Figure record listings:
· · · · ·
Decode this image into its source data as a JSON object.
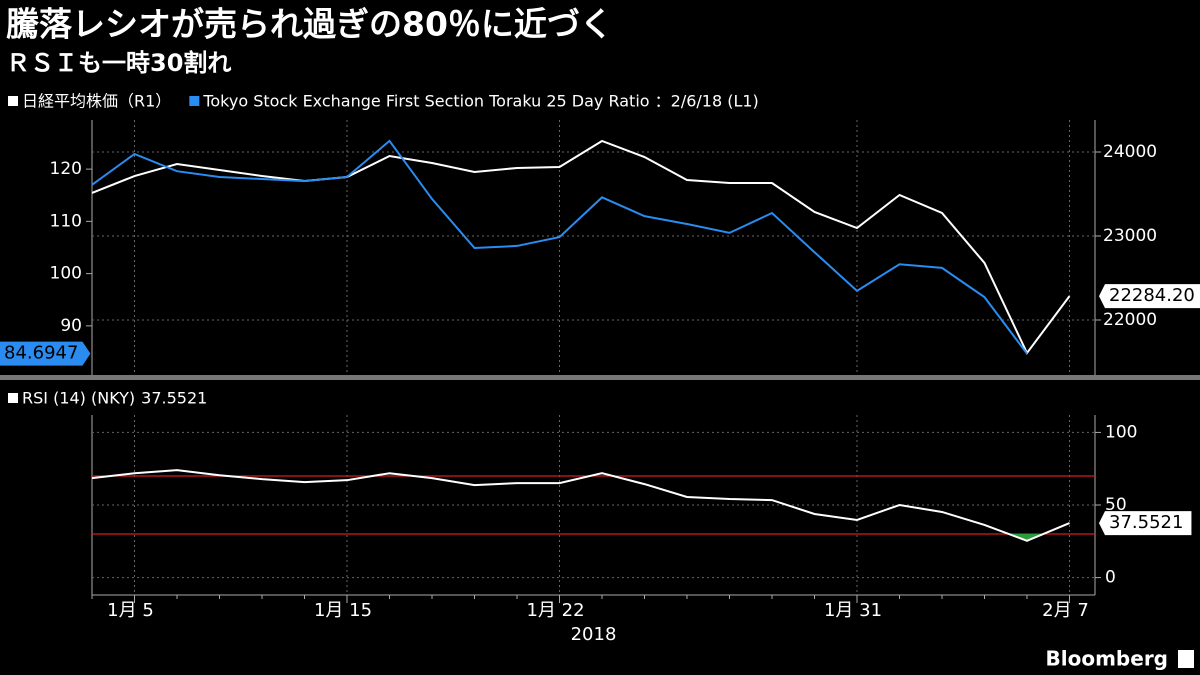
{
  "title": "騰落レシオが売られ過ぎの80％に近づく",
  "subtitle": "ＲＳＩも一時30割れ",
  "source": "Bloomberg",
  "chart_data": [
    {
      "type": "line",
      "ylim": [
        80.6,
        129.4
      ],
      "yticks": [
        90,
        100,
        110,
        120
      ],
      "y2lim": [
        21345,
        24381
      ],
      "y2ticks": [
        22000,
        23000,
        24000
      ],
      "grid": true,
      "series": [
        {
          "name": "日経平均株価（R1）",
          "color": "#ffffff",
          "axis": "y2",
          "values": [
            23512,
            23714,
            23857,
            23786,
            23714,
            23655,
            23702,
            23952,
            23869,
            23762,
            23810,
            23821,
            24131,
            23940,
            23667,
            23631,
            23631,
            23286,
            23095,
            23488,
            23274,
            22679,
            21607,
            22284.2
          ],
          "value_labels": [
            null,
            null,
            null,
            null,
            null,
            null,
            null,
            null,
            null,
            null,
            null,
            null,
            null,
            null,
            null,
            null,
            null,
            null,
            null,
            null,
            null,
            null,
            null,
            "22284.20"
          ]
        },
        {
          "name": "Tokyo Stock Exchange First Section Toraku 25 Day Ratio ：2/6/18 (L1)",
          "color": "#2a8cf0",
          "axis": "y",
          "values": [
            117.0,
            122.9,
            119.6,
            118.5,
            118.1,
            117.7,
            118.5,
            125.4,
            114.3,
            104.9,
            105.3,
            107.0,
            114.6,
            111.0,
            109.5,
            107.8,
            111.6,
            104.1,
            96.7,
            101.8,
            101.1,
            95.5,
            84.6947,
            null
          ]
        }
      ]
    },
    {
      "type": "line",
      "categories": [
        null,
        "1月 5",
        null,
        null,
        null,
        null,
        "1月 15",
        null,
        null,
        null,
        null,
        "1月 22",
        null,
        null,
        null,
        null,
        null,
        null,
        "1月 31",
        null,
        null,
        null,
        null,
        "2月 7"
      ],
      "x_label": "2018",
      "ylim": [
        -12,
        112
      ],
      "yticks": [
        0,
        50,
        100
      ],
      "grid": true,
      "levels": [
        70,
        30
      ],
      "level_color": "#d01f1f",
      "below_color": "#2e9a3a",
      "series": [
        {
          "name": "RSI (14) (NKY)",
          "color": "#ffffff",
          "values": [
            68.5,
            71.9,
            74.0,
            70.5,
            67.8,
            65.8,
            67.1,
            71.9,
            68.5,
            63.7,
            65.1,
            65.1,
            71.9,
            64.4,
            55.5,
            54.1,
            53.4,
            43.8,
            39.7,
            50.0,
            45.2,
            36.3,
            25.3,
            37.5521
          ]
        }
      ]
    }
  ]
}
· · · · ·
Stated problem
Your copy of the data above should match it exactly, except that pictures are left out.

Solution to the exercise
Decode this image into its source data as a JSON object.
{
  "title": "騰落レシオが売られ過ぎの80％に近づく",
  "subtitle": "ＲＳＩも一時30割れ",
  "source": "Bloomberg",
  "chart_data": [
    {
      "type": "line",
      "ylim": [
        80.6,
        129.4
      ],
      "yticks": [
        90,
        100,
        110,
        120
      ],
      "y2lim": [
        21345,
        24381
      ],
      "y2ticks": [
        22000,
        23000,
        24000
      ],
      "grid": true,
      "series": [
        {
          "name": "日経平均株価（R1）",
          "color": "#ffffff",
          "axis": "y2",
          "values": [
            23512,
            23714,
            23857,
            23786,
            23714,
            23655,
            23702,
            23952,
            23869,
            23762,
            23810,
            23821,
            24131,
            23940,
            23667,
            23631,
            23631,
            23286,
            23095,
            23488,
            23274,
            22679,
            21607,
            22284.2
          ],
          "value_labels": [
            null,
            null,
            null,
            null,
            null,
            null,
            null,
            null,
            null,
            null,
            null,
            null,
            null,
            null,
            null,
            null,
            null,
            null,
            null,
            null,
            null,
            null,
            null,
            "22284.20"
          ]
        },
        {
          "name": "Tokyo Stock Exchange First Section Toraku 25 Day Ratio ：2/6/18 (L1)",
          "color": "#2a8cf0",
          "axis": "y",
          "values": [
            117.0,
            122.9,
            119.6,
            118.5,
            118.1,
            117.7,
            118.5,
            125.4,
            114.3,
            104.9,
            105.3,
            107.0,
            114.6,
            111.0,
            109.5,
            107.8,
            111.6,
            104.1,
            96.7,
            101.8,
            101.1,
            95.5,
            84.6947,
            null
          ]
        }
      ]
    },
    {
      "type": "line",
      "categories": [
        null,
        "1月 5",
        null,
        null,
        null,
        null,
        "1月 15",
        null,
        null,
        null,
        null,
        "1月 22",
        null,
        null,
        null,
        null,
        null,
        null,
        "1月 31",
        null,
        null,
        null,
        null,
        "2月 7"
      ],
      "x_label": "2018",
      "ylim": [
        -12,
        112
      ],
      "yticks": [
        0,
        50,
        100
      ],
      "grid": true,
      "levels": [
        70,
        30
      ],
      "level_color": "#d01f1f",
      "below_color": "#2e9a3a",
      "series": [
        {
          "name": "RSI (14) (NKY)",
          "color": "#ffffff",
          "values": [
            68.5,
            71.9,
            74.0,
            70.5,
            67.8,
            65.8,
            67.1,
            71.9,
            68.5,
            63.7,
            65.1,
            65.1,
            71.9,
            64.4,
            55.5,
            54.1,
            53.4,
            43.8,
            39.7,
            50.0,
            45.2,
            36.3,
            25.3,
            37.5521
          ]
        }
      ]
    }
  ]
}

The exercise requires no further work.